Collected data:
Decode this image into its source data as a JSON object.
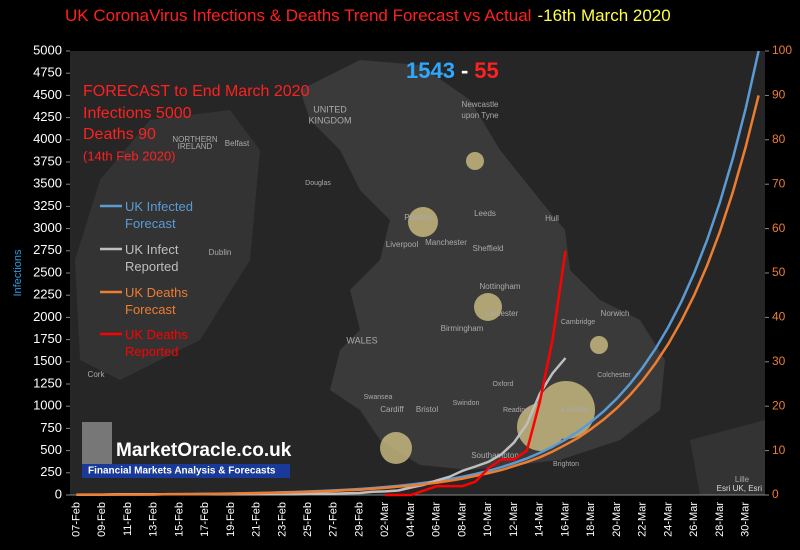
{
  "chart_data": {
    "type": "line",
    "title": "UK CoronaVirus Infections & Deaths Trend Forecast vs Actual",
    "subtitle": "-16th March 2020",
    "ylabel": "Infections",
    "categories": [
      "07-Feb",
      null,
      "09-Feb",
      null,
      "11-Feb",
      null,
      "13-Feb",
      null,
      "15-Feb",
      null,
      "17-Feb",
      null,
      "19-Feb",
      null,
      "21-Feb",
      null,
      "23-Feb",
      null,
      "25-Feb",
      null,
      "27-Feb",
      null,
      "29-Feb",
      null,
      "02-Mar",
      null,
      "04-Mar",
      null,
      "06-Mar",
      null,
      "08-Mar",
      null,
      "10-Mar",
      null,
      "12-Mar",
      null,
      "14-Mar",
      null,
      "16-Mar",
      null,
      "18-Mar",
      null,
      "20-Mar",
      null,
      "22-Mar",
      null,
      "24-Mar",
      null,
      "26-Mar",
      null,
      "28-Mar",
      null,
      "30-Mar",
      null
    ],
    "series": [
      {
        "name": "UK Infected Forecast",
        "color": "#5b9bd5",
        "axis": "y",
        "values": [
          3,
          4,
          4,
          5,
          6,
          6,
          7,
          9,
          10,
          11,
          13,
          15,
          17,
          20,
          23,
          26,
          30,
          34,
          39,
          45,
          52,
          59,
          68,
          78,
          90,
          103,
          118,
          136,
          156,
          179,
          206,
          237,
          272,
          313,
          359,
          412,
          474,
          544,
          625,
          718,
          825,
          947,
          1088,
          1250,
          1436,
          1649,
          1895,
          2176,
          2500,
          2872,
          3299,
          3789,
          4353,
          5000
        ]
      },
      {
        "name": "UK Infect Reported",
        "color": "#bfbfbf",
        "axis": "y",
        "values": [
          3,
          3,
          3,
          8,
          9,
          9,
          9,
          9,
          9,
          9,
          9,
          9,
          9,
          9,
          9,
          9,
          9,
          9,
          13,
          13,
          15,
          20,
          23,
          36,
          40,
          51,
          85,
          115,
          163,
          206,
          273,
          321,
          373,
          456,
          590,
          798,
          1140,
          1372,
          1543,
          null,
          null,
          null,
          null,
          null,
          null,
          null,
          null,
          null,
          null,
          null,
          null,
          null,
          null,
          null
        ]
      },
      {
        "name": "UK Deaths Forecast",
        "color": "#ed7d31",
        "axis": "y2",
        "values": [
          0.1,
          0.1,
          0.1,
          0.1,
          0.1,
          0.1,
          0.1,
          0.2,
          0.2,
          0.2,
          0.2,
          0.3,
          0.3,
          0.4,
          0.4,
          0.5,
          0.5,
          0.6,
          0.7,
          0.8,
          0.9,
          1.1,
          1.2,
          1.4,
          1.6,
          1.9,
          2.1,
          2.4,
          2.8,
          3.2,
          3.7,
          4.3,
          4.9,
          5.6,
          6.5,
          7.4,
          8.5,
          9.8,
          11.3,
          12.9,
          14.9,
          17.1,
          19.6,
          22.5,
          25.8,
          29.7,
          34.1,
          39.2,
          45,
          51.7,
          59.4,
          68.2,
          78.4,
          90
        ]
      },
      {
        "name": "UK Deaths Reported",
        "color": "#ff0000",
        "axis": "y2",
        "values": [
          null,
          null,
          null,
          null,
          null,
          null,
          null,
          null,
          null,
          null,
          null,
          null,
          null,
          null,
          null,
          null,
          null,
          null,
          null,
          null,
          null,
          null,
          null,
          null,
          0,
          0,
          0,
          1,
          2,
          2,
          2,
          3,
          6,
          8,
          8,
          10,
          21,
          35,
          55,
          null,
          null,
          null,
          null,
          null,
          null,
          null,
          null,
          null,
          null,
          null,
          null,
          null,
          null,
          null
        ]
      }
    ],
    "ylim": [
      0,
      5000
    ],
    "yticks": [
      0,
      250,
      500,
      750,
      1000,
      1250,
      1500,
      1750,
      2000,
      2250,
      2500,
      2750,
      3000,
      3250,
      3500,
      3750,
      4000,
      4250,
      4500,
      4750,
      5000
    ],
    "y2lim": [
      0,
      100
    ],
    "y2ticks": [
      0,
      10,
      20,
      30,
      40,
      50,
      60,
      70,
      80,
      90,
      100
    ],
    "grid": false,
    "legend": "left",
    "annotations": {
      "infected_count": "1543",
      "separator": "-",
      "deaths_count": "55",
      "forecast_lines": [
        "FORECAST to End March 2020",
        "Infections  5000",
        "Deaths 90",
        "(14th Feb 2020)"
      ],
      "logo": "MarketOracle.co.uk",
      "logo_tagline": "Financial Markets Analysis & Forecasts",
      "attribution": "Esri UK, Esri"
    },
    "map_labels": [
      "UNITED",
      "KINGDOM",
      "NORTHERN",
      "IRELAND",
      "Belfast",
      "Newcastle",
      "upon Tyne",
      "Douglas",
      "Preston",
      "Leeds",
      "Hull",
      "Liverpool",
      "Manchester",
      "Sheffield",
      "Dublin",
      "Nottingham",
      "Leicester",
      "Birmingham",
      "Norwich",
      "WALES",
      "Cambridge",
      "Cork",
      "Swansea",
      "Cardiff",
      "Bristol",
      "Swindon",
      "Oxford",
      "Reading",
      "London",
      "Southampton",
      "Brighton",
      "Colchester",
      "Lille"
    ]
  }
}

**Exercise:** Pictures are to be left out, while the records are copied word for word.

**Solution to this task:**
Decode this image into its source data as a JSON object.
{
  "chart_data": {
    "type": "line",
    "title": "UK CoronaVirus Infections & Deaths Trend Forecast vs Actual",
    "subtitle": "-16th March 2020",
    "ylabel": "Infections",
    "categories": [
      "07-Feb",
      null,
      "09-Feb",
      null,
      "11-Feb",
      null,
      "13-Feb",
      null,
      "15-Feb",
      null,
      "17-Feb",
      null,
      "19-Feb",
      null,
      "21-Feb",
      null,
      "23-Feb",
      null,
      "25-Feb",
      null,
      "27-Feb",
      null,
      "29-Feb",
      null,
      "02-Mar",
      null,
      "04-Mar",
      null,
      "06-Mar",
      null,
      "08-Mar",
      null,
      "10-Mar",
      null,
      "12-Mar",
      null,
      "14-Mar",
      null,
      "16-Mar",
      null,
      "18-Mar",
      null,
      "20-Mar",
      null,
      "22-Mar",
      null,
      "24-Mar",
      null,
      "26-Mar",
      null,
      "28-Mar",
      null,
      "30-Mar",
      null
    ],
    "series": [
      {
        "name": "UK Infected Forecast",
        "color": "#5b9bd5",
        "axis": "y",
        "values": [
          3,
          4,
          4,
          5,
          6,
          6,
          7,
          9,
          10,
          11,
          13,
          15,
          17,
          20,
          23,
          26,
          30,
          34,
          39,
          45,
          52,
          59,
          68,
          78,
          90,
          103,
          118,
          136,
          156,
          179,
          206,
          237,
          272,
          313,
          359,
          412,
          474,
          544,
          625,
          718,
          825,
          947,
          1088,
          1250,
          1436,
          1649,
          1895,
          2176,
          2500,
          2872,
          3299,
          3789,
          4353,
          5000
        ]
      },
      {
        "name": "UK Infect Reported",
        "color": "#bfbfbf",
        "axis": "y",
        "values": [
          3,
          3,
          3,
          8,
          9,
          9,
          9,
          9,
          9,
          9,
          9,
          9,
          9,
          9,
          9,
          9,
          9,
          9,
          13,
          13,
          15,
          20,
          23,
          36,
          40,
          51,
          85,
          115,
          163,
          206,
          273,
          321,
          373,
          456,
          590,
          798,
          1140,
          1372,
          1543,
          null,
          null,
          null,
          null,
          null,
          null,
          null,
          null,
          null,
          null,
          null,
          null,
          null,
          null,
          null
        ]
      },
      {
        "name": "UK Deaths Forecast",
        "color": "#ed7d31",
        "axis": "y2",
        "values": [
          0.1,
          0.1,
          0.1,
          0.1,
          0.1,
          0.1,
          0.1,
          0.2,
          0.2,
          0.2,
          0.2,
          0.3,
          0.3,
          0.4,
          0.4,
          0.5,
          0.5,
          0.6,
          0.7,
          0.8,
          0.9,
          1.1,
          1.2,
          1.4,
          1.6,
          1.9,
          2.1,
          2.4,
          2.8,
          3.2,
          3.7,
          4.3,
          4.9,
          5.6,
          6.5,
          7.4,
          8.5,
          9.8,
          11.3,
          12.9,
          14.9,
          17.1,
          19.6,
          22.5,
          25.8,
          29.7,
          34.1,
          39.2,
          45,
          51.7,
          59.4,
          68.2,
          78.4,
          90
        ]
      },
      {
        "name": "UK Deaths Reported",
        "color": "#ff0000",
        "axis": "y2",
        "values": [
          null,
          null,
          null,
          null,
          null,
          null,
          null,
          null,
          null,
          null,
          null,
          null,
          null,
          null,
          null,
          null,
          null,
          null,
          null,
          null,
          null,
          null,
          null,
          null,
          0,
          0,
          0,
          1,
          2,
          2,
          2,
          3,
          6,
          8,
          8,
          10,
          21,
          35,
          55,
          null,
          null,
          null,
          null,
          null,
          null,
          null,
          null,
          null,
          null,
          null,
          null,
          null,
          null,
          null
        ]
      }
    ],
    "ylim": [
      0,
      5000
    ],
    "yticks": [
      0,
      250,
      500,
      750,
      1000,
      1250,
      1500,
      1750,
      2000,
      2250,
      2500,
      2750,
      3000,
      3250,
      3500,
      3750,
      4000,
      4250,
      4500,
      4750,
      5000
    ],
    "y2lim": [
      0,
      100
    ],
    "y2ticks": [
      0,
      10,
      20,
      30,
      40,
      50,
      60,
      70,
      80,
      90,
      100
    ],
    "grid": false,
    "legend": "left",
    "annotations": {
      "infected_count": "1543",
      "separator": "-",
      "deaths_count": "55",
      "forecast_lines": [
        "FORECAST to End March 2020",
        "Infections  5000",
        "Deaths 90",
        "(14th Feb 2020)"
      ],
      "logo": "MarketOracle.co.uk",
      "logo_tagline": "Financial Markets Analysis & Forecasts",
      "attribution": "Esri UK, Esri"
    },
    "map_labels": [
      "UNITED",
      "KINGDOM",
      "NORTHERN",
      "IRELAND",
      "Belfast",
      "Newcastle",
      "upon Tyne",
      "Douglas",
      "Preston",
      "Leeds",
      "Hull",
      "Liverpool",
      "Manchester",
      "Sheffield",
      "Dublin",
      "Nottingham",
      "Leicester",
      "Birmingham",
      "Norwich",
      "WALES",
      "Cambridge",
      "Cork",
      "Swansea",
      "Cardiff",
      "Bristol",
      "Swindon",
      "Oxford",
      "Reading",
      "London",
      "Southampton",
      "Brighton",
      "Colchester",
      "Lille"
    ]
  }
}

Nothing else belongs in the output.